* [TASK INPUTS]:
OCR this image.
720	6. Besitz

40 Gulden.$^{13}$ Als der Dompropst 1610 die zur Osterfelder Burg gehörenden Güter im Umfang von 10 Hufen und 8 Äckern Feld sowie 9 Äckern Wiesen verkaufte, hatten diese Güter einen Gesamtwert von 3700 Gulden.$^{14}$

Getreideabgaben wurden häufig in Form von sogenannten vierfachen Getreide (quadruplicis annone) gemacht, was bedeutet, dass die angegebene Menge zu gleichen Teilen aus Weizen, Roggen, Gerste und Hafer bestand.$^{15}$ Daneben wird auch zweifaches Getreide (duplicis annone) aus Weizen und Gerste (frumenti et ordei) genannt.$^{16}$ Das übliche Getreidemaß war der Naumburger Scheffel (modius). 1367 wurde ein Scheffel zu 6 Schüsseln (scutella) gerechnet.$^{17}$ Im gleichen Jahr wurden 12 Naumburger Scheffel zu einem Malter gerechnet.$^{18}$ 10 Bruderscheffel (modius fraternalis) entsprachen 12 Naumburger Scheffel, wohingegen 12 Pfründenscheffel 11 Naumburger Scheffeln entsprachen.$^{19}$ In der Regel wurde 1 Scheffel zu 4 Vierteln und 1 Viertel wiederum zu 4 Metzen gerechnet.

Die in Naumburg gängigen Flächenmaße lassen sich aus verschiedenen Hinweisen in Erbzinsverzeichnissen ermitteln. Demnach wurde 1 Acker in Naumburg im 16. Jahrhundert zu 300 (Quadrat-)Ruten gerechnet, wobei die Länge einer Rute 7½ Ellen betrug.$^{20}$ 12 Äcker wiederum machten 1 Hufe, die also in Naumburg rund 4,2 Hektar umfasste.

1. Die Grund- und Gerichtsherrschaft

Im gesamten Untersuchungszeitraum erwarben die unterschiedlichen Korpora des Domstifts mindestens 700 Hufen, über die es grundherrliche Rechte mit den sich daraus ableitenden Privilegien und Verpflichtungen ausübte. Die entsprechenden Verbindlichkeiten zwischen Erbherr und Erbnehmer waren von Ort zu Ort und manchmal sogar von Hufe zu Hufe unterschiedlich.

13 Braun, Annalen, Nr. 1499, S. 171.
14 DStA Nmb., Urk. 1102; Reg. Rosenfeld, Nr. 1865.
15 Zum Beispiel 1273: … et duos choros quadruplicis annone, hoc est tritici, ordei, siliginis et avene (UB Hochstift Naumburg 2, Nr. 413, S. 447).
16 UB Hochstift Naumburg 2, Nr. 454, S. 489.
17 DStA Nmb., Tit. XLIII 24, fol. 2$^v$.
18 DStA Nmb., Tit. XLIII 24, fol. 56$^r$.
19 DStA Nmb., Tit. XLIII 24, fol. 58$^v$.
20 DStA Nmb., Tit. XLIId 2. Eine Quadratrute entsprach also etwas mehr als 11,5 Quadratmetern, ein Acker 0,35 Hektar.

* [DIRECTION]: Print every entry exactly as written.

* [OUTPUT OF THE TASK]:
OCR this image.
720	6. Besitz

40 Gulden.$^{13}$ Als der Dompropst 1610 die zur Osterfelder Burg gehörenden Güter im Umfang von 10 Hufen und 8 Äckern Feld sowie 9 Äckern Wiesen verkaufte, hatten diese Güter einen Gesamtwert von 3700 Gulden.$^{14}$

Getreideabgaben wurden häufig in Form von sogenannten vierfachen Getreide (quadruplicis annone) gemacht, was bedeutet, dass die angegebene Menge zu gleichen Teilen aus Weizen, Roggen, Gerste und Hafer bestand.$^{15}$ Daneben wird auch zweifaches Getreide (duplicis annone) aus Weizen und Gerste (frumenti et ordei) genannt.$^{16}$ Das übliche Getreidemaß war der Naumburger Scheffel (modius). 1367 wurde ein Scheffel zu 6 Schüsseln (scutella) gerechnet.$^{17}$ Im gleichen Jahr wurden 12 Naumburger Scheffel zu einem Malter gerechnet.$^{18}$ 10 Bruderscheffel (modius fraternalis) entsprachen 12 Naumburger Scheffel, wohingegen 12 Pfründenscheffel 11 Naumburger Scheffeln entsprachen.$^{19}$ In der Regel wurde 1 Scheffel zu 4 Vierteln und 1 Viertel wiederum zu 4 Metzen gerechnet.

Die in Naumburg gängigen Flächenmaße lassen sich aus verschiedenen Hinweisen in Erbzinsverzeichnissen ermitteln. Demnach wurde 1 Acker in Naumburg im 16. Jahrhundert zu 300 (Quadrat-)Ruten gerechnet, wobei die Länge einer Rute 7½ Ellen betrug.$^{20}$ 12 Äcker wiederum machten 1 Hufe, die also in Naumburg rund 4,2 Hektar umfasste.

1. Die Grund- und Gerichtsherrschaft

Im gesamten Untersuchungszeitraum erwarben die unterschiedlichen Korpora des Domstifts mindestens 700 Hufen, über die es grundherrliche Rechte mit den sich daraus ableitenden Privilegien und Verpflichtungen ausübte. Die entsprechenden Verbindlichkeiten zwischen Erbherr und Erbnehmer waren von Ort zu Ort und manchmal sogar von Hufe zu Hufe unterschiedlich.

13 Braun, Annalen, Nr. 1499, S. 171.
14 DStA Nmb., Urk. 1102; Reg. Rosenfeld, Nr. 1865.
15 Zum Beispiel 1273: … et duos choros quadruplicis annone, hoc est tritici, ordei, siliginis et avene (UB Hochstift Naumburg 2, Nr. 413, S. 447).
16 UB Hochstift Naumburg 2, Nr. 454, S. 489.
17 DStA Nmb., Tit. XLIII 24, fol. 2$^v$.
18 DStA Nmb., Tit. XLIII 24, fol. 56$^r$.
19 DStA Nmb., Tit. XLIII 24, fol. 58$^v$.
20 DStA Nmb., Tit. XLIId 2. Eine Quadratrute entsprach also etwas mehr als 11,5 Quadratmetern, ein Acker 0,35 Hektar.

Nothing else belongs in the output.